## INSTRUCTIONS FOR THE TASK
Don't copy the pictures; return every other part of the records exactly.

## DATA PROVIDED
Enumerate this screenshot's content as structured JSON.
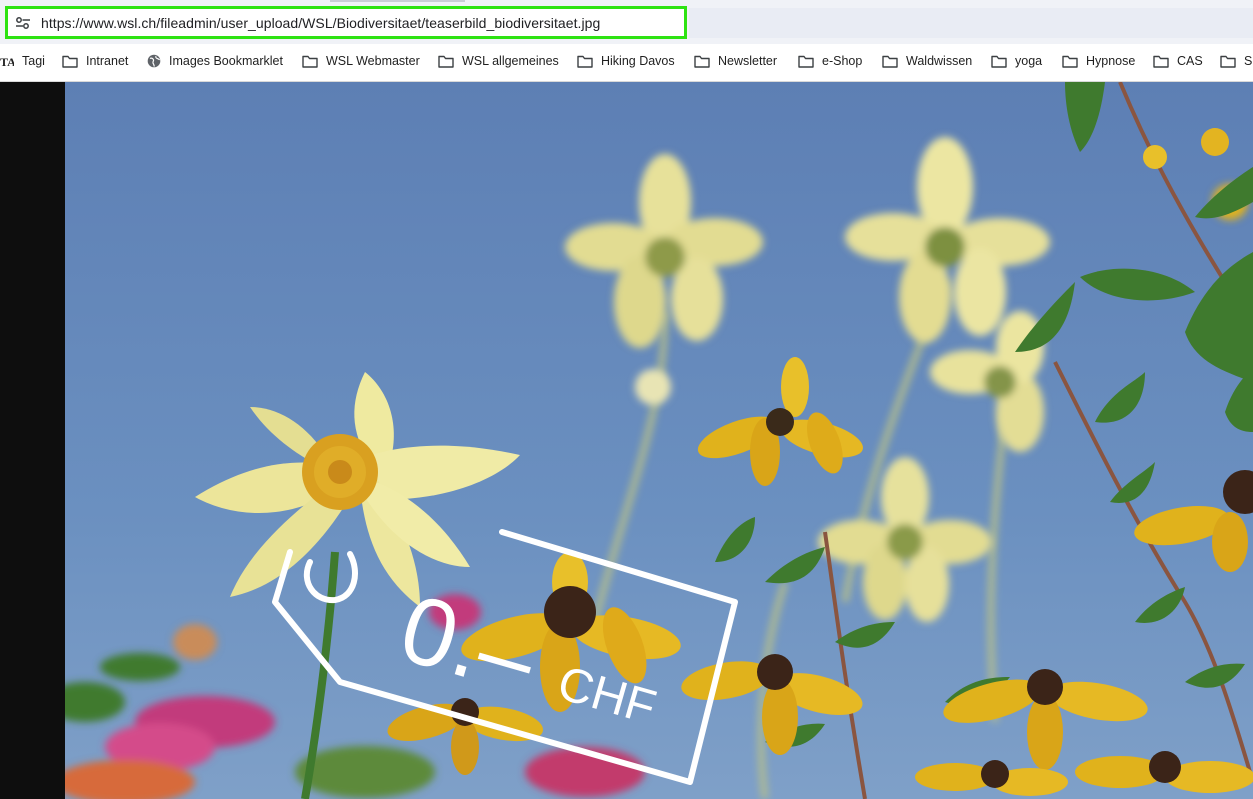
{
  "browser": {
    "url": "https://www.wsl.ch/fileadmin/user_upload/WSL/Biodiversitaet/teaserbild_biodiversitaet.jpg",
    "highlight_color": "#2ee312"
  },
  "bookmarks": [
    {
      "label": "Tagi",
      "icon": "tagi-favicon-icon"
    },
    {
      "label": "Intranet",
      "icon": "folder-icon"
    },
    {
      "label": "Images Bookmarklet",
      "icon": "globe-icon"
    },
    {
      "label": "WSL Webmaster",
      "icon": "folder-icon"
    },
    {
      "label": "WSL allgemeines",
      "icon": "folder-icon"
    },
    {
      "label": "Hiking Davos",
      "icon": "folder-icon"
    },
    {
      "label": "Newsletter",
      "icon": "folder-icon"
    },
    {
      "label": "e-Shop",
      "icon": "folder-icon"
    },
    {
      "label": "Waldwissen",
      "icon": "folder-icon"
    },
    {
      "label": "yoga",
      "icon": "folder-icon"
    },
    {
      "label": "Hypnose",
      "icon": "folder-icon"
    },
    {
      "label": "CAS",
      "icon": "folder-icon"
    },
    {
      "label": "Sp",
      "icon": "folder-icon"
    }
  ],
  "image": {
    "price_tag": {
      "amount": "0.–",
      "currency": "CHF"
    },
    "colors": {
      "sky": "#5f86b8",
      "petal_pale": "#efeaa0",
      "petal_gold": "#e0b21c",
      "leaf": "#3f7a2e"
    }
  }
}
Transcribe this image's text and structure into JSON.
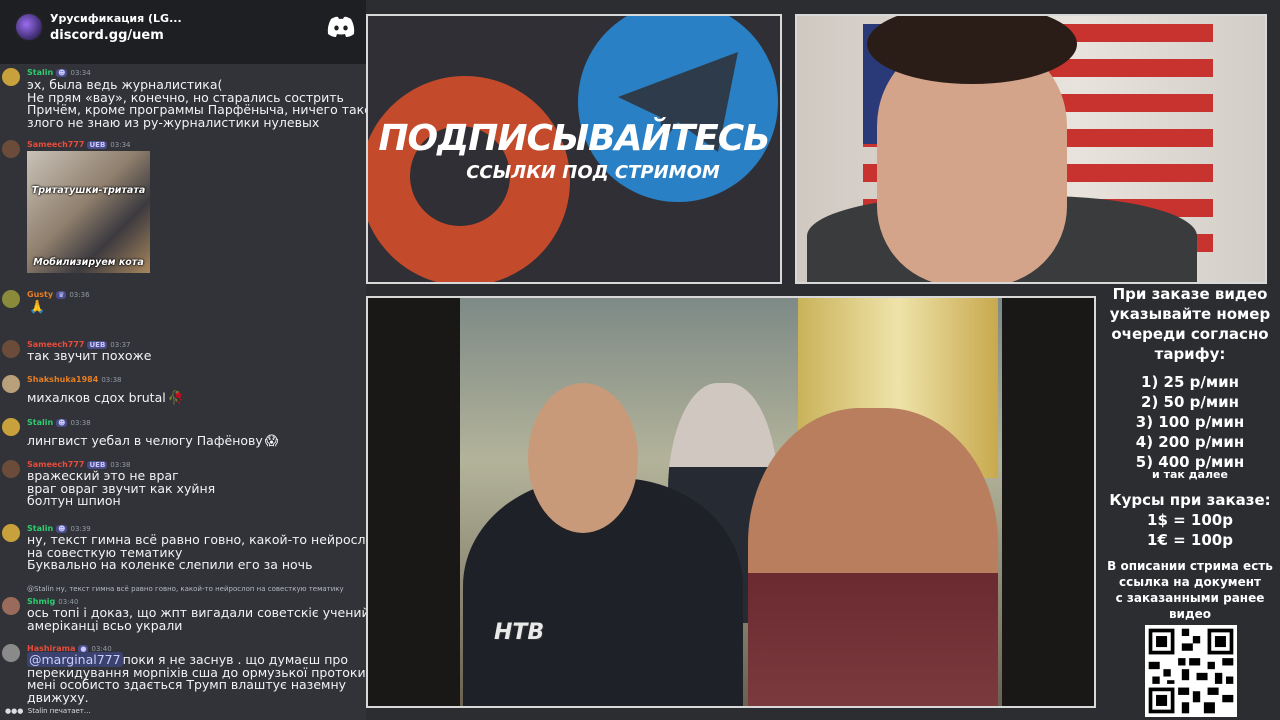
{
  "server": {
    "name": "Урусификация (LG...",
    "invite": "discord.gg/uem"
  },
  "messages": [
    {
      "user": "Stalin",
      "user_color": "#2ecc71",
      "time": "03:34",
      "lines": [
        "эх, была ведь журналистика(",
        "Не прям «вау», конечно, но старались сострить",
        "Причём, кроме программы Парфёныча, ничего такого",
        "злого не знаю из ру-журналистики нулевых"
      ]
    },
    {
      "user": "Sameech777",
      "user_color": "#e74c3c",
      "badge": "UEB",
      "time": "03:34",
      "image_captions": [
        "Тритатушки-тритата",
        "Мобилизируем кота"
      ]
    },
    {
      "user": "Gusty",
      "user_color": "#e67e22",
      "time": "03:36",
      "emoji": "🙏"
    },
    {
      "user": "Sameech777",
      "user_color": "#e74c3c",
      "badge": "UEB",
      "time": "03:37",
      "lines": [
        "так звучит похоже"
      ]
    },
    {
      "user": "Shakshuka1984",
      "user_color": "#e67e22",
      "time": "03:38",
      "lines": [
        "михалков сдох brutal"
      ],
      "emoji": "🥀"
    },
    {
      "user": "Stalin",
      "user_color": "#2ecc71",
      "time": "03:38",
      "lines": [
        "лингвист уебал в челюгу Пафёнову"
      ],
      "emoji": "😱"
    },
    {
      "user": "Sameech777",
      "user_color": "#e74c3c",
      "badge": "UEB",
      "time": "03:38",
      "lines": [
        "вражеский это не враг",
        "враг овраг звучит как хуйня",
        "болтун шпион"
      ]
    },
    {
      "user": "Stalin",
      "user_color": "#2ecc71",
      "time": "03:39",
      "lines": [
        "ну, текст гимна всё равно говно, какой-то нейрослоп",
        "на совесткую тематику",
        "Буквально на коленке слепили его за ночь"
      ]
    },
    {
      "user": "Shmig",
      "user_color": "#2ecc71",
      "time": "03:40",
      "reply": "@Stalin ну, текст гимна всё равно говно, какой-то нейрослоп на совесткую тематику",
      "lines": [
        "ось топі і доказ, що жпт вигадали советскіє учений, а",
        "амеріканці всьо украли"
      ]
    },
    {
      "user": "Hashirama",
      "user_color": "#e74c3c",
      "time": "03:40",
      "mention": "@marginal777",
      "lines": [
        "поки я не заснув . що думаєш про",
        "перекидування морпіхів сша до ормузької протоки .",
        "мені особисто здається Трумп влаштує наземну",
        "движуху."
      ]
    }
  ],
  "typing": "Stalin печатает...",
  "promo": {
    "title": "ПОДПИСЫВАЙТЕСЬ",
    "subtitle": "ССЫЛКИ ПОД СТРИМОМ"
  },
  "video": {
    "channel_logo": "НТВ"
  },
  "info": {
    "heading": [
      "При заказе видео",
      "указывайте номер",
      "очереди согласно",
      "тарифу:"
    ],
    "tariffs": [
      "1) 25 р/мин",
      "2) 50 р/мин",
      "3) 100 р/мин",
      "4) 200 р/мин",
      "5) 400 р/мин"
    ],
    "etc": "и так далее",
    "rates_title": "Курсы при заказе:",
    "rates": [
      "1$ = 100р",
      "1€ = 100р"
    ],
    "description": [
      "В описании стрима есть",
      "ссылка на документ",
      "с заказанными ранее",
      "видео"
    ]
  },
  "colors": {
    "discord_bg": "#313338",
    "discord_header": "#1e1f22",
    "panel_border": "#d8d8d8",
    "promo_red": "#c44a2c",
    "promo_blue": "#2a80c4"
  }
}
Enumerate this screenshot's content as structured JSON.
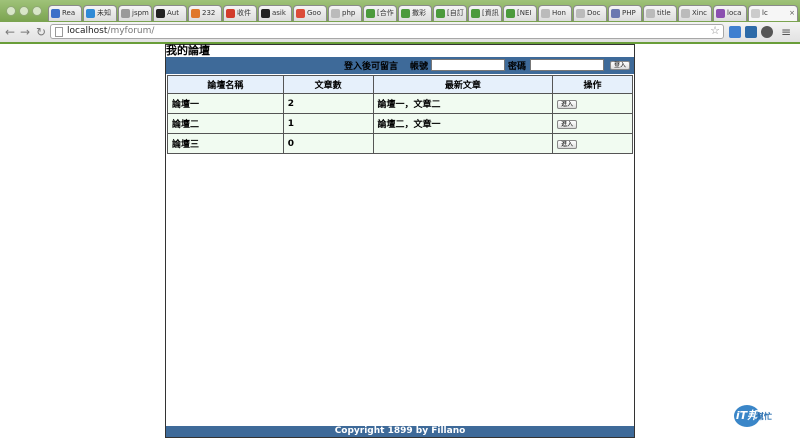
{
  "browser": {
    "tabs": [
      {
        "label": "Rea",
        "color": "#3b6fc8"
      },
      {
        "label": "未知",
        "color": "#2f8ad6"
      },
      {
        "label": "jspm",
        "color": "#9a9a9a"
      },
      {
        "label": "Aut",
        "color": "#222222"
      },
      {
        "label": "232",
        "color": "#e0772a"
      },
      {
        "label": "收件",
        "color": "#d23c2c"
      },
      {
        "label": "asik",
        "color": "#222222"
      },
      {
        "label": "Goo",
        "color": "#dc4b38"
      },
      {
        "label": "php",
        "color": "#bbbbbb"
      },
      {
        "label": "[合作",
        "color": "#4b9a3c"
      },
      {
        "label": "撒彩",
        "color": "#4b9a3c"
      },
      {
        "label": "[自訂",
        "color": "#4b9a3c"
      },
      {
        "label": "[資訊",
        "color": "#4b9a3c"
      },
      {
        "label": "[NEI",
        "color": "#4b9a3c"
      },
      {
        "label": "Hon",
        "color": "#bbbbbb"
      },
      {
        "label": "Doc",
        "color": "#bbbbbb"
      },
      {
        "label": "PHP",
        "color": "#6b78b0"
      },
      {
        "label": "title",
        "color": "#bbbbbb"
      },
      {
        "label": "Xinc",
        "color": "#bbbbbb"
      },
      {
        "label": "loca",
        "color": "#8b4fb0"
      }
    ],
    "active_tab": {
      "label": "lc",
      "close": "×"
    },
    "url_host": "localhost",
    "url_path": "/myforum/",
    "back_glyph": "←",
    "forward_glyph": "→",
    "reload_glyph": "↻",
    "star_glyph": "☆",
    "menu_glyph": "≡"
  },
  "site": {
    "title": "我的論壇",
    "login_message": "登入後可留言",
    "account_label": "帳號",
    "password_label": "密碼",
    "login_button": "登入"
  },
  "table": {
    "headers": [
      "論壇名稱",
      "文章數",
      "最新文章",
      "操作"
    ],
    "rows": [
      {
        "name": "論壇一",
        "count": "2",
        "latest": "論壇一，文章二",
        "action": "進入"
      },
      {
        "name": "論壇二",
        "count": "1",
        "latest": "論壇二，文章一",
        "action": "進入"
      },
      {
        "name": "論壇三",
        "count": "0",
        "latest": "",
        "action": "進入"
      }
    ]
  },
  "footer": {
    "text": "Copyright 1899 by Fillano"
  },
  "watermark": {
    "badge": "iT邦",
    "sub": "幫忙"
  }
}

## WRITTEN ANSWER
Enumerate this screenshot's content as structured JSON.
{
  "browser": {
    "url": "https://www.wsl.ch/fileadmin/user_upload/WSL/Biodiversitaet/teaserbild_biodiversitaet.jpg",
    "highlight_color": "#2ee312"
  },
  "bookmarks": [
    {
      "label": "Tagi",
      "icon": "tagi-favicon-icon"
    },
    {
      "label": "Intranet",
      "icon": "folder-icon"
    },
    {
      "label": "Images Bookmarklet",
      "icon": "globe-icon"
    },
    {
      "label": "WSL Webmaster",
      "icon": "folder-icon"
    },
    {
      "label": "WSL allgemeines",
      "icon": "folder-icon"
    },
    {
      "label": "Hiking Davos",
      "icon": "folder-icon"
    },
    {
      "label": "Newsletter",
      "icon": "folder-icon"
    },
    {
      "label": "e-Shop",
      "icon": "folder-icon"
    },
    {
      "label": "Waldwissen",
      "icon": "folder-icon"
    },
    {
      "label": "yoga",
      "icon": "folder-icon"
    },
    {
      "label": "Hypnose",
      "icon": "folder-icon"
    },
    {
      "label": "CAS",
      "icon": "folder-icon"
    },
    {
      "label": "Sp",
      "icon": "folder-icon"
    }
  ],
  "image": {
    "price_tag": {
      "amount": "0.–",
      "currency": "CHF"
    },
    "colors": {
      "sky": "#5f86b8",
      "petal_pale": "#efeaa0",
      "petal_gold": "#e0b21c",
      "leaf": "#3f7a2e"
    }
  }
}
Transcribe this image's text and structure into JSON.
{
  "server": {
    "name": "Урусификация (LG...",
    "invite": "discord.gg/uem"
  },
  "messages": [
    {
      "user": "Stalin",
      "user_color": "#2ecc71",
      "time": "03:34",
      "lines": [
        "эх, была ведь журналистика(",
        "Не прям «вау», конечно, но старались сострить",
        "Причём, кроме программы Парфёныча, ничего такого",
        "злого не знаю из ру-журналистики нулевых"
      ]
    },
    {
      "user": "Sameech777",
      "user_color": "#e74c3c",
      "badge": "UEB",
      "time": "03:34",
      "image_captions": [
        "Тритатушки-тритата",
        "Мобилизируем кота"
      ]
    },
    {
      "user": "Gusty",
      "user_color": "#e67e22",
      "time": "03:36",
      "emoji": "🙏"
    },
    {
      "user": "Sameech777",
      "user_color": "#e74c3c",
      "badge": "UEB",
      "time": "03:37",
      "lines": [
        "так звучит похоже"
      ]
    },
    {
      "user": "Shakshuka1984",
      "user_color": "#e67e22",
      "time": "03:38",
      "lines": [
        "михалков сдох brutal"
      ],
      "emoji": "🥀"
    },
    {
      "user": "Stalin",
      "user_color": "#2ecc71",
      "time": "03:38",
      "lines": [
        "лингвист уебал в челюгу Пафёнову"
      ],
      "emoji": "😱"
    },
    {
      "user": "Sameech777",
      "user_color": "#e74c3c",
      "badge": "UEB",
      "time": "03:38",
      "lines": [
        "вражеский это не враг",
        "враг овраг звучит как хуйня",
        "болтун шпион"
      ]
    },
    {
      "user": "Stalin",
      "user_color": "#2ecc71",
      "time": "03:39",
      "lines": [
        "ну, текст гимна всё равно говно, какой-то нейрослоп",
        "на совесткую тематику",
        "Буквально на коленке слепили его за ночь"
      ]
    },
    {
      "user": "Shmig",
      "user_color": "#2ecc71",
      "time": "03:40",
      "reply": "@Stalin ну, текст гимна всё равно говно, какой-то нейрослоп на совесткую тематику",
      "lines": [
        "ось топі і доказ, що жпт вигадали советскіє учений, а",
        "амеріканці всьо украли"
      ]
    },
    {
      "user": "Hashirama",
      "user_color": "#e74c3c",
      "time": "03:40",
      "mention": "@marginal777",
      "lines": [
        "поки я не заснув . що думаєш про",
        "перекидування морпіхів сша до ормузької протоки .",
        "мені особисто здається Трумп влаштує наземну",
        "движуху."
      ]
    }
  ],
  "typing": "Stalin печатает...",
  "promo": {
    "title": "ПОДПИСЫВАЙТЕСЬ",
    "subtitle": "ССЫЛКИ ПОД СТРИМОМ"
  },
  "video": {
    "channel_logo": "НТВ"
  },
  "info": {
    "heading": [
      "При заказе видео",
      "указывайте номер",
      "очереди согласно",
      "тарифу:"
    ],
    "tariffs": [
      "1) 25 р/мин",
      "2) 50 р/мин",
      "3) 100 р/мин",
      "4) 200 р/мин",
      "5) 400 р/мин"
    ],
    "etc": "и так далее",
    "rates_title": "Курсы при заказе:",
    "rates": [
      "1$ = 100р",
      "1€ = 100р"
    ],
    "description": [
      "В описании стрима есть",
      "ссылка на документ",
      "с заказанными ранее",
      "видео"
    ]
  },
  "colors": {
    "discord_bg": "#313338",
    "discord_header": "#1e1f22",
    "panel_border": "#d8d8d8",
    "promo_red": "#c44a2c",
    "promo_blue": "#2a80c4"
  }
}
Enumerate this screenshot's content as structured JSON.
{
  "browser": {
    "tabs": [
      {
        "label": "Rea",
        "color": "#3b6fc8"
      },
      {
        "label": "未知",
        "color": "#2f8ad6"
      },
      {
        "label": "jspm",
        "color": "#9a9a9a"
      },
      {
        "label": "Aut",
        "color": "#222222"
      },
      {
        "label": "232",
        "color": "#e0772a"
      },
      {
        "label": "收件",
        "color": "#d23c2c"
      },
      {
        "label": "asik",
        "color": "#222222"
      },
      {
        "label": "Goo",
        "color": "#dc4b38"
      },
      {
        "label": "php",
        "color": "#bbbbbb"
      },
      {
        "label": "[合作",
        "color": "#4b9a3c"
      },
      {
        "label": "撒彩",
        "color": "#4b9a3c"
      },
      {
        "label": "[自訂",
        "color": "#4b9a3c"
      },
      {
        "label": "[資訊",
        "color": "#4b9a3c"
      },
      {
        "label": "[NEI",
        "color": "#4b9a3c"
      },
      {
        "label": "Hon",
        "color": "#bbbbbb"
      },
      {
        "label": "Doc",
        "color": "#bbbbbb"
      },
      {
        "label": "PHP",
        "color": "#6b78b0"
      },
      {
        "label": "title",
        "color": "#bbbbbb"
      },
      {
        "label": "Xinc",
        "color": "#bbbbbb"
      },
      {
        "label": "loca",
        "color": "#8b4fb0"
      }
    ],
    "active_tab": {
      "label": "lc",
      "close": "×"
    },
    "url_host": "localhost",
    "url_path": "/myforum/",
    "back_glyph": "←",
    "forward_glyph": "→",
    "reload_glyph": "↻",
    "star_glyph": "☆",
    "menu_glyph": "≡"
  },
  "site": {
    "title": "我的論壇",
    "login_message": "登入後可留言",
    "account_label": "帳號",
    "password_label": "密碼",
    "login_button": "登入"
  },
  "table": {
    "headers": [
      "論壇名稱",
      "文章數",
      "最新文章",
      "操作"
    ],
    "rows": [
      {
        "name": "論壇一",
        "count": "2",
        "latest": "論壇一，文章二",
        "action": "進入"
      },
      {
        "name": "論壇二",
        "count": "1",
        "latest": "論壇二，文章一",
        "action": "進入"
      },
      {
        "name": "論壇三",
        "count": "0",
        "latest": "",
        "action": "進入"
      }
    ]
  },
  "footer": {
    "text": "Copyright 1899 by Fillano"
  },
  "watermark": {
    "badge": "iT邦",
    "sub": "幫忙"
  }
}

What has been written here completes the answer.